>> Begin Input

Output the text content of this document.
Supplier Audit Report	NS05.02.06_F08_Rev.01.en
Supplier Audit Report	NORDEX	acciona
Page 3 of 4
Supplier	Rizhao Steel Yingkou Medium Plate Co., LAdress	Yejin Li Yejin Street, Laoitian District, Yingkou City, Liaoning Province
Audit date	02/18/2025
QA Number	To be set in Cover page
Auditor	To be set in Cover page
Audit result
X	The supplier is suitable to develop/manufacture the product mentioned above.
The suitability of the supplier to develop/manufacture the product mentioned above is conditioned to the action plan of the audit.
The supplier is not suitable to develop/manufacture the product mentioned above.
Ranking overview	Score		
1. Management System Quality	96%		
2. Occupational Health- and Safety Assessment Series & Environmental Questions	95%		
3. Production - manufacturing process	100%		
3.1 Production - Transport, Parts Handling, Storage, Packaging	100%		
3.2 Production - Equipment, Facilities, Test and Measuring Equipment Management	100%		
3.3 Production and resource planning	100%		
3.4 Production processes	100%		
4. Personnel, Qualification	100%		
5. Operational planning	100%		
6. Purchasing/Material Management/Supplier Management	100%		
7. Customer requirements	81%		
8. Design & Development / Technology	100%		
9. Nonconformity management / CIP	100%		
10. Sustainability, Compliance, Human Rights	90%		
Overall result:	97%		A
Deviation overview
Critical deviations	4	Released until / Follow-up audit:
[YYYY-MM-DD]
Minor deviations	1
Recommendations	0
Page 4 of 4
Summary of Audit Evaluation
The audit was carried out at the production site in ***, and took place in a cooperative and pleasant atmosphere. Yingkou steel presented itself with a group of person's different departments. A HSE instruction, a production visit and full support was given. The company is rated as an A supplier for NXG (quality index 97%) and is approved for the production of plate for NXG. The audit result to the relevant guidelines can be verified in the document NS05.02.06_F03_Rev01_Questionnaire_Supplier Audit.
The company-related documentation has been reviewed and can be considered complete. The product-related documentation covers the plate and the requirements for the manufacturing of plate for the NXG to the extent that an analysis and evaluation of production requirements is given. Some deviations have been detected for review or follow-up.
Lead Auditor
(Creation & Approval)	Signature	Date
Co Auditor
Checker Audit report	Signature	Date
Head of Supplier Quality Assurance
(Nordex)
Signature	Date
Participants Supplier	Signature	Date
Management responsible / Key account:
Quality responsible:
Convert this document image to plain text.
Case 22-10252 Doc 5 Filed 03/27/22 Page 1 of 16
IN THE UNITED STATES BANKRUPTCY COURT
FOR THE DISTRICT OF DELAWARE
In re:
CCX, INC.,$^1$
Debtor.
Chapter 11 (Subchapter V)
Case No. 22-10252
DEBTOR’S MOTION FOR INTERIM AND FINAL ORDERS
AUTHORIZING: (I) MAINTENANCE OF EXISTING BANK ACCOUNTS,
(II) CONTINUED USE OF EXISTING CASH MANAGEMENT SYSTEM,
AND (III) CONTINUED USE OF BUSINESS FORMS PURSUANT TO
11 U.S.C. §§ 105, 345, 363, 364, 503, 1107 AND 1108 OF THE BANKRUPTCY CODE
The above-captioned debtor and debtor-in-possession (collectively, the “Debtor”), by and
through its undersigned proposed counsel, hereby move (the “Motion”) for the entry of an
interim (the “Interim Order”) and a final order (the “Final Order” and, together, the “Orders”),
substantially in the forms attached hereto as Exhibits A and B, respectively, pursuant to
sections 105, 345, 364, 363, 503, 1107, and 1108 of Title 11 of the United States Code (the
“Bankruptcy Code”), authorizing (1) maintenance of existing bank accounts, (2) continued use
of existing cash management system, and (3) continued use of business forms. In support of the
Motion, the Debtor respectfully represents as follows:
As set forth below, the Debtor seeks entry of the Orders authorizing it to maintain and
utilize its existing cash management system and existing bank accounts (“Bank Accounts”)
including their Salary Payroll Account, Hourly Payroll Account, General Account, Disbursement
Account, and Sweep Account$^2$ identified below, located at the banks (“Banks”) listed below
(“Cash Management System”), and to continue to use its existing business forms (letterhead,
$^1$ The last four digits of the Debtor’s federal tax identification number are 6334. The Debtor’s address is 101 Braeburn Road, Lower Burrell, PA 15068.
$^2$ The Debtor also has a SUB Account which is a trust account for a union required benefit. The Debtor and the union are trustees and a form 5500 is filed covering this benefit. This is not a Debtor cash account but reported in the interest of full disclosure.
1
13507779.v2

>> End Input

• [Problem details] Reproduce the listing above verbatim, from first line to last.

• [Output below]
Output the text content of this document.
Supplier Audit Report	NS05.02.06_F08_Rev.01.en
Supplier Audit Report	NORDEX	acciona
Page 3 of 4
Supplier	Rizhao Steel Yingkou Medium Plate Co., LAdress	Yejin Li Yejin Street, Laoitian District, Yingkou City, Liaoning Province
Audit date	02/18/2025
QA Number	To be set in Cover page
Auditor	To be set in Cover page
Audit result
X	The supplier is suitable to develop/manufacture the product mentioned above.
The suitability of the supplier to develop/manufacture the product mentioned above is conditioned to the action plan of the audit.
The supplier is not suitable to develop/manufacture the product mentioned above.
Ranking overview	Score		
1. Management System Quality	96%		
2. Occupational Health- and Safety Assessment Series & Environmental Questions	95%		
3. Production - manufacturing process	100%		
3.1 Production - Transport, Parts Handling, Storage, Packaging	100%		
3.2 Production - Equipment, Facilities, Test and Measuring Equipment Management	100%		
3.3 Production and resource planning	100%		
3.4 Production processes	100%		
4. Personnel, Qualification	100%		
5. Operational planning	100%		
6. Purchasing/Material Management/Supplier Management	100%		
7. Customer requirements	81%		
8. Design & Development / Technology	100%		
9. Nonconformity management / CIP	100%		
10. Sustainability, Compliance, Human Rights	90%		
Overall result:	97%		A
Deviation overview
Critical deviations	4	Released until / Follow-up audit:
[YYYY-MM-DD]
Minor deviations	1
Recommendations	0
Page 4 of 4
Summary of Audit Evaluation
The audit was carried out at the production site in ***, and took place in a cooperative and pleasant atmosphere. Yingkou steel presented itself with a group of person's different departments. A HSE instruction, a production visit and full support was given. The company is rated as an A supplier for NXG (quality index 97%) and is approved for the production of plate for NXG. The audit result to the relevant guidelines can be verified in the document NS05.02.06_F03_Rev01_Questionnaire_Supplier Audit.
The company-related documentation has been reviewed and can be considered complete. The product-related documentation covers the plate and the requirements for the manufacturing of plate for the NXG to the extent that an analysis and evaluation of production requirements is given. Some deviations have been detected for review or follow-up.
Lead Auditor
(Creation & Approval)	Signature	Date
Co Auditor
Checker Audit report	Signature	Date
Head of Supplier Quality Assurance
(Nordex)
Signature	Date
Participants Supplier	Signature	Date
Management responsible / Key account:
Quality responsible:
Convert this document image to plain text.
Case 22-10252 Doc 5 Filed 03/27/22 Page 1 of 16
IN THE UNITED STATES BANKRUPTCY COURT
FOR THE DISTRICT OF DELAWARE
In re:
CCX, INC.,$^1$
Debtor.
Chapter 11 (Subchapter V)
Case No. 22-10252
DEBTOR’S MOTION FOR INTERIM AND FINAL ORDERS
AUTHORIZING: (I) MAINTENANCE OF EXISTING BANK ACCOUNTS,
(II) CONTINUED USE OF EXISTING CASH MANAGEMENT SYSTEM,
AND (III) CONTINUED USE OF BUSINESS FORMS PURSUANT TO
11 U.S.C. §§ 105, 345, 363, 364, 503, 1107 AND 1108 OF THE BANKRUPTCY CODE
The above-captioned debtor and debtor-in-possession (collectively, the “Debtor”), by and
through its undersigned proposed counsel, hereby move (the “Motion”) for the entry of an
interim (the “Interim Order”) and a final order (the “Final Order” and, together, the “Orders”),
substantially in the forms attached hereto as Exhibits A and B, respectively, pursuant to
sections 105, 345, 364, 363, 503, 1107, and 1108 of Title 11 of the United States Code (the
“Bankruptcy Code”), authorizing (1) maintenance of existing bank accounts, (2) continued use
of existing cash management system, and (3) continued use of business forms. In support of the
Motion, the Debtor respectfully represents as follows:
As set forth below, the Debtor seeks entry of the Orders authorizing it to maintain and
utilize its existing cash management system and existing bank accounts (“Bank Accounts”)
including their Salary Payroll Account, Hourly Payroll Account, General Account, Disbursement
Account, and Sweep Account$^2$ identified below, located at the banks (“Banks”) listed below
(“Cash Management System”), and to continue to use its existing business forms (letterhead,
$^1$ The last four digits of the Debtor’s federal tax identification number are 6334. The Debtor’s address is 101 Braeburn Road, Lower Burrell, PA 15068.
$^2$ The Debtor also has a SUB Account which is a trust account for a union required benefit. The Debtor and the union are trustees and a form 5500 is filed covering this benefit. This is not a Debtor cash account but reported in the interest of full disclosure.
1
13507779.v2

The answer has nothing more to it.